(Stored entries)
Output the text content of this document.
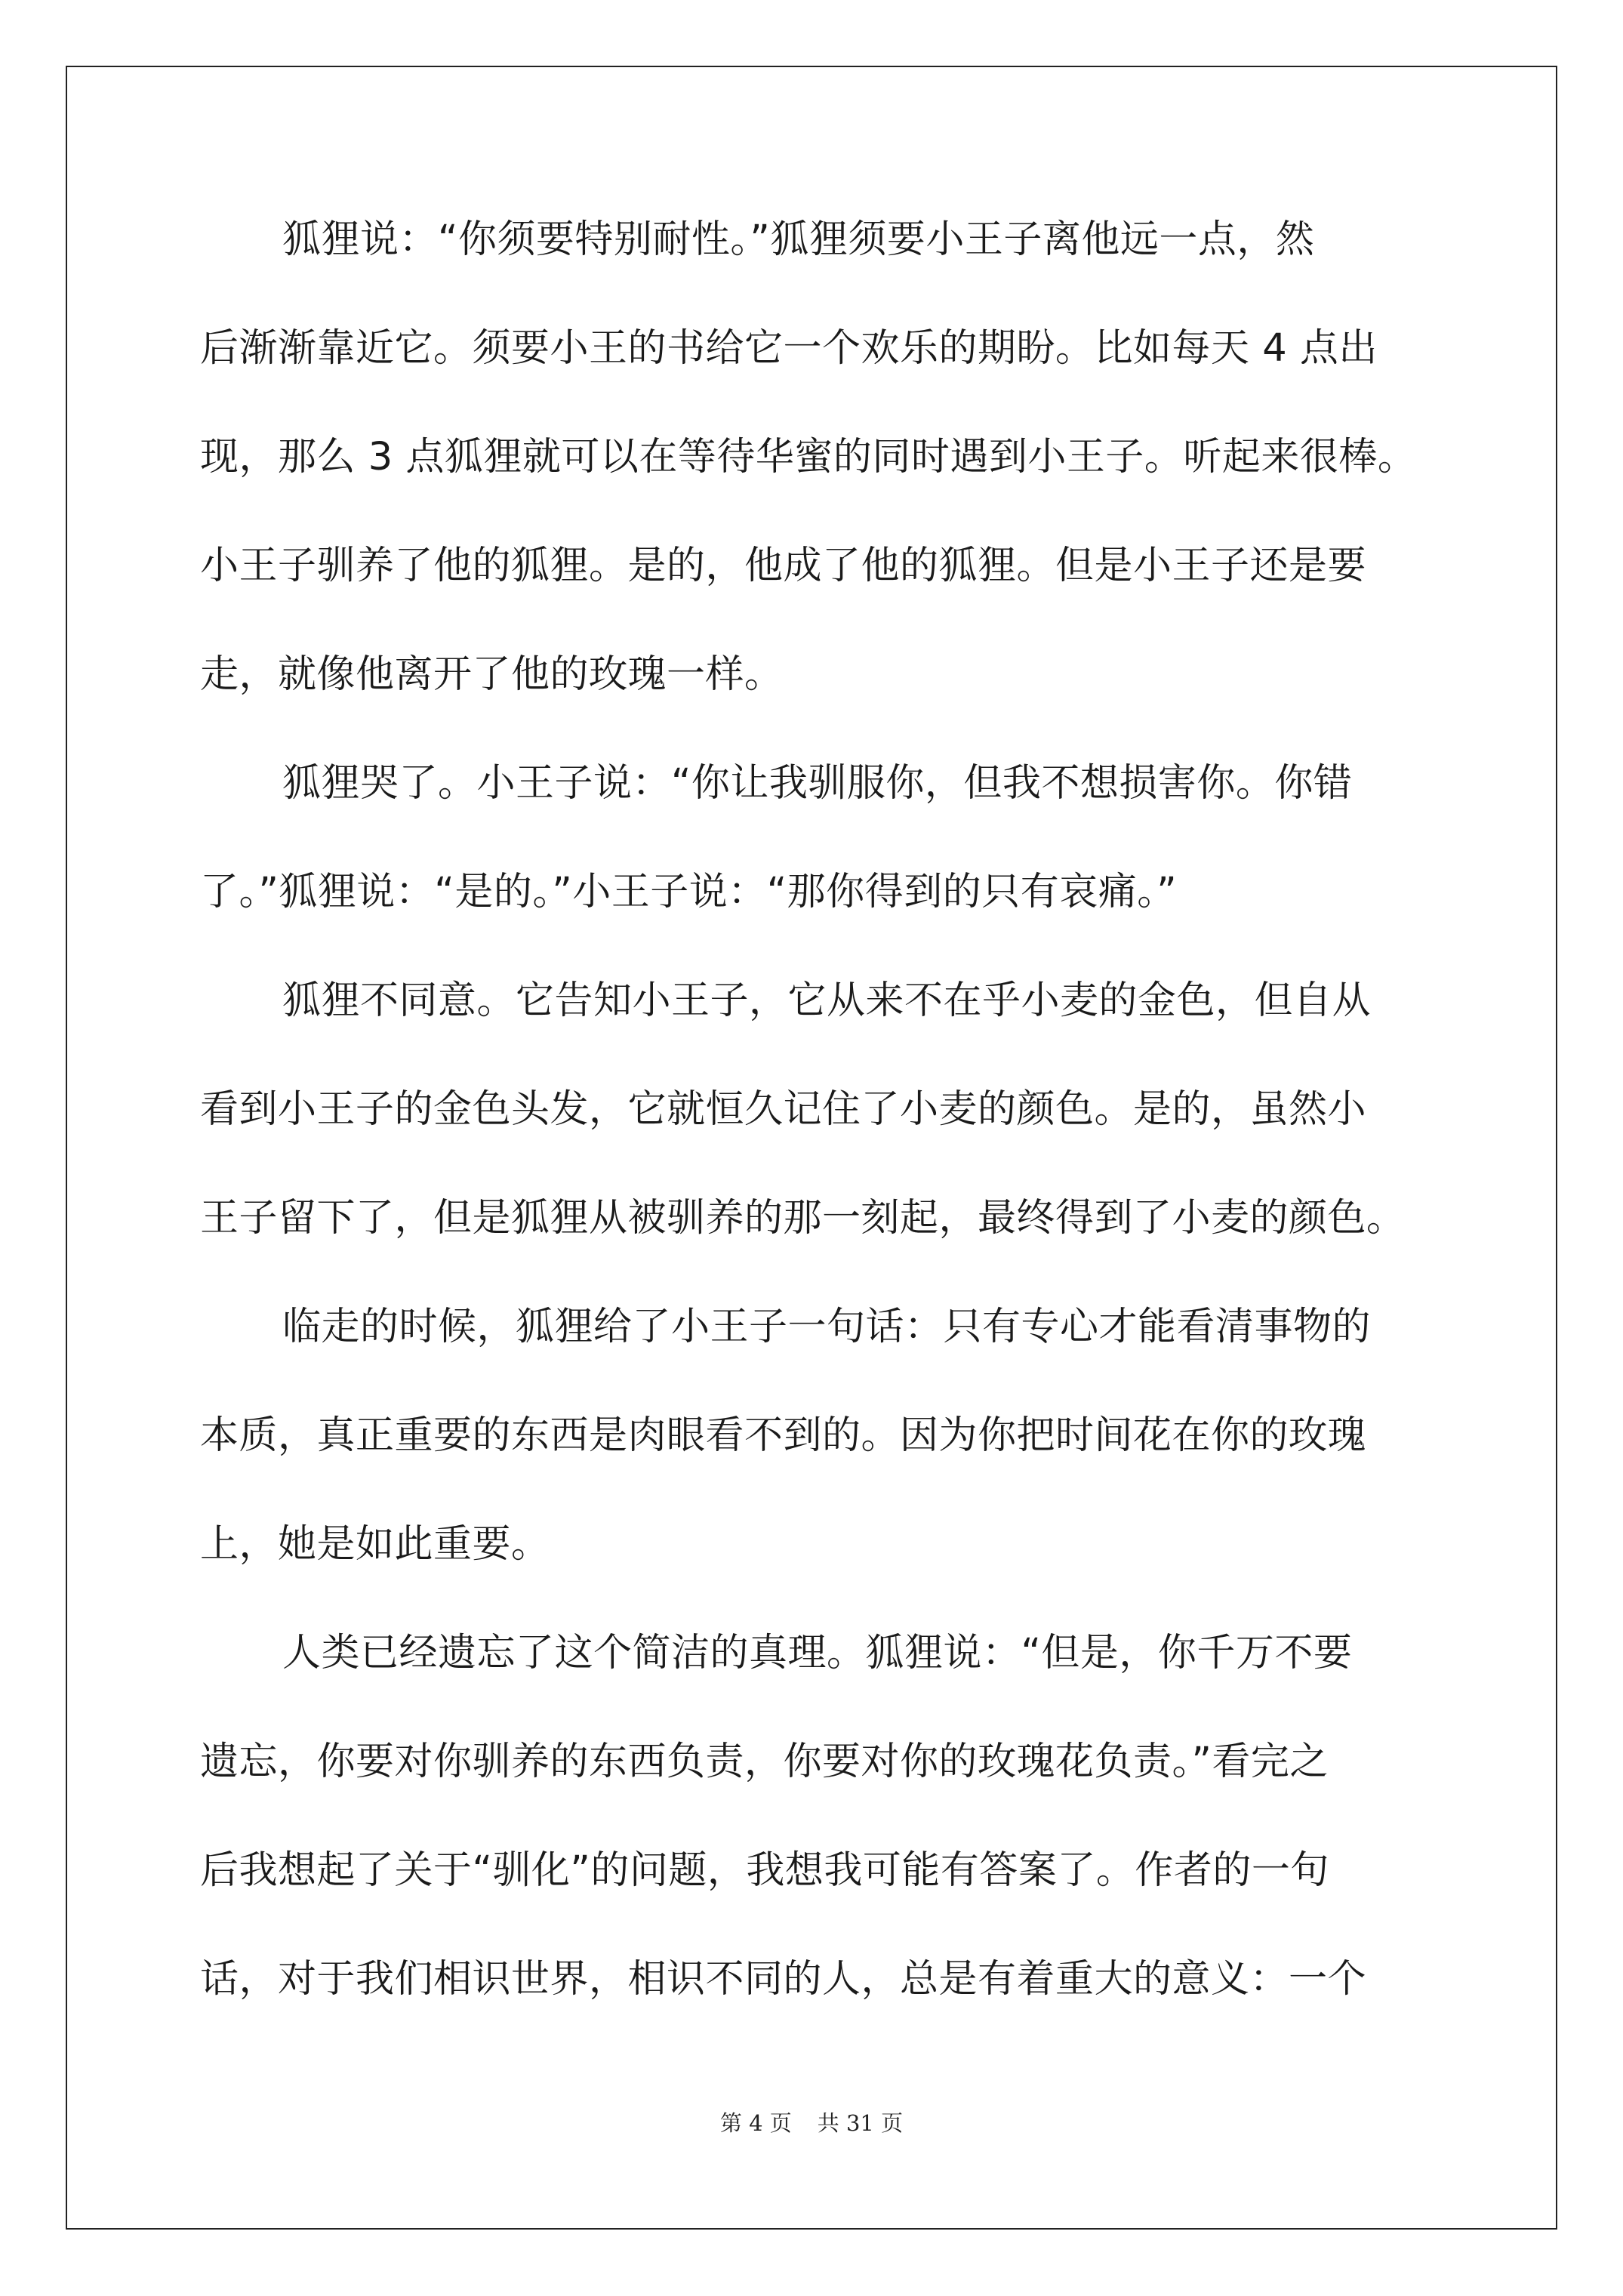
狐狸说：“你须要特别耐性。”狐狸须要小王子离他远一点，然

后渐渐靠近它。须要小王的书给它一个欢乐的期盼。比如每天 4 点出

现，那么 3 点狐狸就可以在等待华蜜的同时遇到小王子。听起来很棒。

小王子驯养了他的狐狸。是的，他成了他的狐狸。但是小王子还是要

走，就像他离开了他的玫瑰一样。

狐狸哭了。小王子说：“你让我驯服你，但我不想损害你。你错

了。”狐狸说：“是的。”小王子说：“那你得到的只有哀痛。”

狐狸不同意。它告知小王子，它从来不在乎小麦的金色，但自从

看到小王子的金色头发，它就恒久记住了小麦的颜色。是的，虽然小

王子留下了，但是狐狸从被驯养的那一刻起，最终得到了小麦的颜色。

临走的时候，狐狸给了小王子一句话：只有专心才能看清事物的

本质，真正重要的东西是肉眼看不到的。因为你把时间花在你的玫瑰

上，她是如此重要。

人类已经遗忘了这个简洁的真理。狐狸说：“但是，你千万不要

遗忘，你要对你驯养的东西负责，你要对你的玫瑰花负责。”看完之

后我想起了关于“驯化”的问题，我想我可能有答案了。作者的一句

话，对于我们相识世界，相识不同的人，总是有着重大的意义：一个

第 4 页 共 31 页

▶ Task brief
Without the pictures, write out the whole listing above exactly as it appears.

▶ Written response
Output the text content of this document.
狐狸说：“你须要特别耐性。”狐狸须要小王子离他远一点，然

后渐渐靠近它。须要小王的书给它一个欢乐的期盼。比如每天 4 点出

现，那么 3 点狐狸就可以在等待华蜜的同时遇到小王子。听起来很棒。

小王子驯养了他的狐狸。是的，他成了他的狐狸。但是小王子还是要

走，就像他离开了他的玫瑰一样。

狐狸哭了。小王子说：“你让我驯服你，但我不想损害你。你错

了。”狐狸说：“是的。”小王子说：“那你得到的只有哀痛。”

狐狸不同意。它告知小王子，它从来不在乎小麦的金色，但自从

看到小王子的金色头发，它就恒久记住了小麦的颜色。是的，虽然小

王子留下了，但是狐狸从被驯养的那一刻起，最终得到了小麦的颜色。

临走的时候，狐狸给了小王子一句话：只有专心才能看清事物的

本质，真正重要的东西是肉眼看不到的。因为你把时间花在你的玫瑰

上，她是如此重要。

人类已经遗忘了这个简洁的真理。狐狸说：“但是，你千万不要

遗忘，你要对你驯养的东西负责，你要对你的玫瑰花负责。”看完之

后我想起了关于“驯化”的问题，我想我可能有答案了。作者的一句

话，对于我们相识世界，相识不同的人，总是有着重大的意义：一个

第 4 页 共 31 页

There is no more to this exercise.